▶ DATA SUPPLIED:
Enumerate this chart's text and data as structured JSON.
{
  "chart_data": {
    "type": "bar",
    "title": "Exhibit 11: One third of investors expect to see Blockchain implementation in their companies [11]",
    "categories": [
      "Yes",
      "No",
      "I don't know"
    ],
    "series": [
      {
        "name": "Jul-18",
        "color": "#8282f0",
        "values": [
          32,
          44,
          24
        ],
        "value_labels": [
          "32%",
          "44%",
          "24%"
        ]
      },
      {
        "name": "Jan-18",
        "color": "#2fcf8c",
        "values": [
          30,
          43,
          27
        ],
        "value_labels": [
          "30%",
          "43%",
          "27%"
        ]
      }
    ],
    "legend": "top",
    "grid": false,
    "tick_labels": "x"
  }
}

▶ WRITTEN INSTRUCTION:
Write the listing out again, exactly as it reads.

▶ RESPONSE TO THIS EXERCISE:
Enumerate this chart's text and data as structured JSON.
{
  "chart_data": {
    "type": "bar",
    "title": "Exhibit 11: One third of investors expect to see Blockchain implementation in their companies [11]",
    "categories": [
      "Yes",
      "No",
      "I don't know"
    ],
    "series": [
      {
        "name": "Jul-18",
        "color": "#8282f0",
        "values": [
          32,
          44,
          24
        ],
        "value_labels": [
          "32%",
          "44%",
          "24%"
        ]
      },
      {
        "name": "Jan-18",
        "color": "#2fcf8c",
        "values": [
          30,
          43,
          27
        ],
        "value_labels": [
          "30%",
          "43%",
          "27%"
        ]
      }
    ],
    "legend": "top",
    "grid": false,
    "tick_labels": "x"
  }
}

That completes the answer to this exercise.